──────── Dataset excerpts

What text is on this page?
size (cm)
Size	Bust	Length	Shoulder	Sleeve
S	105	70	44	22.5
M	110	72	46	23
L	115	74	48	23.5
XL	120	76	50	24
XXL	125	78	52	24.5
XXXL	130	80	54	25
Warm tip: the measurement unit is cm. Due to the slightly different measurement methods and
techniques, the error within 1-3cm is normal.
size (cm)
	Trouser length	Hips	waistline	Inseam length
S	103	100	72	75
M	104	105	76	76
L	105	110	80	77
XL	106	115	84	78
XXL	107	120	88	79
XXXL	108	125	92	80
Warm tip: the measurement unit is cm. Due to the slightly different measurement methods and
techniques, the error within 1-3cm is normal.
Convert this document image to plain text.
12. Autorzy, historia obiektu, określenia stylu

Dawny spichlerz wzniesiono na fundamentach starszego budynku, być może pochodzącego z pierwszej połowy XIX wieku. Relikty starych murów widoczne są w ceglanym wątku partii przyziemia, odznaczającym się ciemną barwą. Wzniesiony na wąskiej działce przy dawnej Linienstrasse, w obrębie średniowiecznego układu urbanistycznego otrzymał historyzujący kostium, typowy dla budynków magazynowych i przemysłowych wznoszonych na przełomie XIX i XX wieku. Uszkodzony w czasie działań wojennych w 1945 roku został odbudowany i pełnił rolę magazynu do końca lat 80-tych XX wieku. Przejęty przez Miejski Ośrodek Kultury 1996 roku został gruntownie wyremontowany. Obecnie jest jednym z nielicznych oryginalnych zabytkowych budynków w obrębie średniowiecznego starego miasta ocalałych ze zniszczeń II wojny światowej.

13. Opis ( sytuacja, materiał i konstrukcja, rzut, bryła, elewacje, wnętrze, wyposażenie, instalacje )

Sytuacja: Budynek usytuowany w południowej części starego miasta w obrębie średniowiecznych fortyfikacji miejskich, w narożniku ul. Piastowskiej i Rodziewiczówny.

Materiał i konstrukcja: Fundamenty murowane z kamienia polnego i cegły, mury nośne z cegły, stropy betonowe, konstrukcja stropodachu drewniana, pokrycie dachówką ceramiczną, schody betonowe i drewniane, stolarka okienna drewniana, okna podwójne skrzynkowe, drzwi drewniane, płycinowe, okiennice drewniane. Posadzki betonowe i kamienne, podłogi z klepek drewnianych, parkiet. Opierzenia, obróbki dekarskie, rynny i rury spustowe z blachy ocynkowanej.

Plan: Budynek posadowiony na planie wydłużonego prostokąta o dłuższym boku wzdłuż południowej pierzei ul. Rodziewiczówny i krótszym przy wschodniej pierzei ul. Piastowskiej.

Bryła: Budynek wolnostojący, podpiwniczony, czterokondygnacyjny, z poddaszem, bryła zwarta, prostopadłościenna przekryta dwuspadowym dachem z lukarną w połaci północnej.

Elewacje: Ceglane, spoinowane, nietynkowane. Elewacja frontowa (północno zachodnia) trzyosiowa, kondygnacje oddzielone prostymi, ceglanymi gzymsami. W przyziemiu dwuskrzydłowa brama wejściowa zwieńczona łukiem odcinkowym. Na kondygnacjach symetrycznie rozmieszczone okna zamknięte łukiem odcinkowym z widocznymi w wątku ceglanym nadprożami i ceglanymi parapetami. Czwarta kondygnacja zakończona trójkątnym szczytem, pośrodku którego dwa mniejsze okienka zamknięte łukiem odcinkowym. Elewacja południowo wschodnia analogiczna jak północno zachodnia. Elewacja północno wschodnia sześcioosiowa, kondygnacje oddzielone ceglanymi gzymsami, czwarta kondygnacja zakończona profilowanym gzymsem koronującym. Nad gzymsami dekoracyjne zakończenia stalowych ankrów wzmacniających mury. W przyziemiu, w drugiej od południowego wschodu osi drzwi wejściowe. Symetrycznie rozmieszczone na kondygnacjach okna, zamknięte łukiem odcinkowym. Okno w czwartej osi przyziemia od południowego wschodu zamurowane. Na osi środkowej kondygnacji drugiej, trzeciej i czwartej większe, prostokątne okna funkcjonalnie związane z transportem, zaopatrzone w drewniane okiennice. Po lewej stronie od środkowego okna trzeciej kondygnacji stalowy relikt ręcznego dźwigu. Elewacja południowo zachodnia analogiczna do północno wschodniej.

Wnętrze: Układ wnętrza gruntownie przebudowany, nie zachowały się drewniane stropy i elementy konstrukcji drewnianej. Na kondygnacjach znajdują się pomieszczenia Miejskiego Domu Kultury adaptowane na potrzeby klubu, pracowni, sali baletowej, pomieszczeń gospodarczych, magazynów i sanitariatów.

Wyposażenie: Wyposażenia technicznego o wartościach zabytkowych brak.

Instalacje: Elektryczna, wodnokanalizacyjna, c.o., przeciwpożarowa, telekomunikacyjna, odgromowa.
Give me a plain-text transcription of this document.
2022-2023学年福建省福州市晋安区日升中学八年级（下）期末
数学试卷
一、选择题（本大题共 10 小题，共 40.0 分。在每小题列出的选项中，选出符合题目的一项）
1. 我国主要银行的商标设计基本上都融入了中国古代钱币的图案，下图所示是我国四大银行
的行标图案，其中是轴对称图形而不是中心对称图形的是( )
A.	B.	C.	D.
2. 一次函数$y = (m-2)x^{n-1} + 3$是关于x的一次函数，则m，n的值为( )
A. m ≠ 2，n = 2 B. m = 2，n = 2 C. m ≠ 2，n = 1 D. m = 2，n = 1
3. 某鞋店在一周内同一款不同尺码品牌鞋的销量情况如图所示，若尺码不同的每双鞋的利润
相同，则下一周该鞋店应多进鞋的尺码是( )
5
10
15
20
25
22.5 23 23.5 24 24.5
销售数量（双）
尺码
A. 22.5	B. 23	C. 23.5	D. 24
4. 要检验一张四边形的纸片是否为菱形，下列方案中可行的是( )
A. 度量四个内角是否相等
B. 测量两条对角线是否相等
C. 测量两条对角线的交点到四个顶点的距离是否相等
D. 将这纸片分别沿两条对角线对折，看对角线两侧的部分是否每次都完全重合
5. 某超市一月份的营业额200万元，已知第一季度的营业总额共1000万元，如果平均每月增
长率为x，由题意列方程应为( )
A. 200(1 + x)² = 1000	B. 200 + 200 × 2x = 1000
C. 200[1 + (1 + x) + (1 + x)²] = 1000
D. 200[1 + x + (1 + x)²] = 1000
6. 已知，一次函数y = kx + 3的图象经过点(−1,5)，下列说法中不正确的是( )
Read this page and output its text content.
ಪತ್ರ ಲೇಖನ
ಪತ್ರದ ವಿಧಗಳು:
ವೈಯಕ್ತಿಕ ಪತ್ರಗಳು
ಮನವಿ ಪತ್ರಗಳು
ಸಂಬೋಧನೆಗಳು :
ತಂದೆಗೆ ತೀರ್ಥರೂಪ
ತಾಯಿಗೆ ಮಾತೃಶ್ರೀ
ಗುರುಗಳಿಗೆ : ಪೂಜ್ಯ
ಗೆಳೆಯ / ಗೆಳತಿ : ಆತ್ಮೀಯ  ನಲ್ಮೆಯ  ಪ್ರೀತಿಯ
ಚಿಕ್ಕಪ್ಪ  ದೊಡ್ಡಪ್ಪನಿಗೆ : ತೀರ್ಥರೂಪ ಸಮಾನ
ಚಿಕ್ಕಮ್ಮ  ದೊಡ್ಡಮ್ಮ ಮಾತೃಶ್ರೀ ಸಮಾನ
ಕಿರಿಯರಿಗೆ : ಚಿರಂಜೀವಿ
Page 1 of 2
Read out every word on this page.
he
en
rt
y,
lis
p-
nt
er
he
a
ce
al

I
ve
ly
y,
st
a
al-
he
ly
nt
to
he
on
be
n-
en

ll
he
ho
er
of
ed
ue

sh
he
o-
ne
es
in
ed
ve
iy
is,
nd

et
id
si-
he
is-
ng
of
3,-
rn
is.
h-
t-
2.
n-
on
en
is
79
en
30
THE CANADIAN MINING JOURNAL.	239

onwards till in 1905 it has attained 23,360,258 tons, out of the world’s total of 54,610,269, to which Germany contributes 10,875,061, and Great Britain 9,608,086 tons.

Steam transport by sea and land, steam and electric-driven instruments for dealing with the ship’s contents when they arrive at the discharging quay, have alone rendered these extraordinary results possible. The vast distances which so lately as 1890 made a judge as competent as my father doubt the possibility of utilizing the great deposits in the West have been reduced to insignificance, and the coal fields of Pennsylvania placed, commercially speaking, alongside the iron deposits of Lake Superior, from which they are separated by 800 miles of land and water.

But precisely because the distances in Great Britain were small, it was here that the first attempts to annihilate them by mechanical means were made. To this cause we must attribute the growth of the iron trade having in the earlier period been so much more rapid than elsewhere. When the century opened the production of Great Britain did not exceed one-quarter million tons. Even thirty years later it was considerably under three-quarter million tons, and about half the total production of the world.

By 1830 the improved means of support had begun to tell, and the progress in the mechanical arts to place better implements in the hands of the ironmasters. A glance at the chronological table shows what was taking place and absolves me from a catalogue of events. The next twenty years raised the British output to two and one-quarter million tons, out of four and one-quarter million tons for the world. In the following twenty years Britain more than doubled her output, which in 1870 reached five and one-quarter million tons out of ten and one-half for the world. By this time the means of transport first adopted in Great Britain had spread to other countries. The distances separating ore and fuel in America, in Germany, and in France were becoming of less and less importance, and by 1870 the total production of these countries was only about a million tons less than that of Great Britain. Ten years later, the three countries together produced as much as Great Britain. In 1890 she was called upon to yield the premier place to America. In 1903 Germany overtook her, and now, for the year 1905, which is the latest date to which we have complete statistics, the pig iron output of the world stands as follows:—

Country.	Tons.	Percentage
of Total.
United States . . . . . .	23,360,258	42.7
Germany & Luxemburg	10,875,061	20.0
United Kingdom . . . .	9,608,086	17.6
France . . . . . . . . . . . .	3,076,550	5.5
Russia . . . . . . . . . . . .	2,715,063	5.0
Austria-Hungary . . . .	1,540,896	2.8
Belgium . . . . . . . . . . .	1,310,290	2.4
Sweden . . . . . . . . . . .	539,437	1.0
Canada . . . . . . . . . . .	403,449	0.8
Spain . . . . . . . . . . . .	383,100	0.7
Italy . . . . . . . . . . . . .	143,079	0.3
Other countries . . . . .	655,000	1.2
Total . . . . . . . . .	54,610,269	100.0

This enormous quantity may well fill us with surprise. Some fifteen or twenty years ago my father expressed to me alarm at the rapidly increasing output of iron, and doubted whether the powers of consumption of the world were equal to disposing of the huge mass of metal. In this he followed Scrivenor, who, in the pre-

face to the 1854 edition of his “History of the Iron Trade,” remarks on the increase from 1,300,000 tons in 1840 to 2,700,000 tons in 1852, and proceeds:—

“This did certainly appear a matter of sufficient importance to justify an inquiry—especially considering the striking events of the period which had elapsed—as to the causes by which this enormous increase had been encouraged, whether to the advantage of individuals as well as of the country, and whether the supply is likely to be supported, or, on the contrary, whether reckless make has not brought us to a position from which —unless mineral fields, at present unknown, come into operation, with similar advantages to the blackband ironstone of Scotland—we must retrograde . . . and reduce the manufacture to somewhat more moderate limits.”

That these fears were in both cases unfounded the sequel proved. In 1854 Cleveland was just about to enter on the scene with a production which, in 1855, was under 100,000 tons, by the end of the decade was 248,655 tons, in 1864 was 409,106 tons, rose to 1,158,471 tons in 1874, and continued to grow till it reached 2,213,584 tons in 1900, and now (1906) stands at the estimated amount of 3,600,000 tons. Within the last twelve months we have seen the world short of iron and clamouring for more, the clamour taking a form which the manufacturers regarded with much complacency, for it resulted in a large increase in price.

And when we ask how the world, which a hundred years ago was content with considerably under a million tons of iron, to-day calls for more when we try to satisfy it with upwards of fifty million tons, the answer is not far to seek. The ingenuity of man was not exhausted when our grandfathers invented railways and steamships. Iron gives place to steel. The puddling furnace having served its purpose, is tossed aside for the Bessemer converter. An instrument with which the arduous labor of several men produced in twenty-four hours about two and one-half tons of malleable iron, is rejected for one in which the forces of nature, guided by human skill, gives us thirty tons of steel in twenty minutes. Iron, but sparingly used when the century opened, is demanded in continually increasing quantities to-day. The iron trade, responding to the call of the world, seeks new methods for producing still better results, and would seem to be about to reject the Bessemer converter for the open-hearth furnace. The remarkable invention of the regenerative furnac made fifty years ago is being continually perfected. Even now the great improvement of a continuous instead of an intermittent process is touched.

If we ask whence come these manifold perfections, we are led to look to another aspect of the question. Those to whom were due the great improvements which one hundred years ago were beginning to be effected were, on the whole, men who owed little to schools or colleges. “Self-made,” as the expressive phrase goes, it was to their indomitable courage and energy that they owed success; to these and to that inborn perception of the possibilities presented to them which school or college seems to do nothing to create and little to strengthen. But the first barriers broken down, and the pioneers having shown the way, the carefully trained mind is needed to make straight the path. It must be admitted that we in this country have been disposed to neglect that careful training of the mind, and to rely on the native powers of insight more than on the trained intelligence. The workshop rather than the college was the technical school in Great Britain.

────────────────

# Objective:
Show the lines of the material that contain the word "fields".

# Reply to the exercise:
Steam transport by sea and land, steam and electric-driven instruments for dealing with the ship’s contents when they arrive at the discharging quay, have alone rendered these extraordinary results possible. The vast distances which so lately as 1890 made a judge as competent as my father doubt the possibility of utilizing the great deposits in the West have been reduced to insignificance, and the coal fields of Pennsylvania placed, commercially speaking, alongside the iron deposits of Lake Superior, from which they are separated by 800 miles of land and water.
“This did certainly appear a matter of sufficient importance to justify an inquiry—especially considering the striking events of the period which had elapsed—as to the causes by which this enormous increase had been encouraged, whether to the advantage of individuals as well as of the country, and whether the supply is likely to be supported, or, on the contrary, whether reckless make has not brought us to a position from which —unless mineral fields, at present unknown, come into operation, with similar advantages to the blackband ironstone of Scotland—we must retrograde . . . and reduce the manufacture to somewhat more moderate limits.”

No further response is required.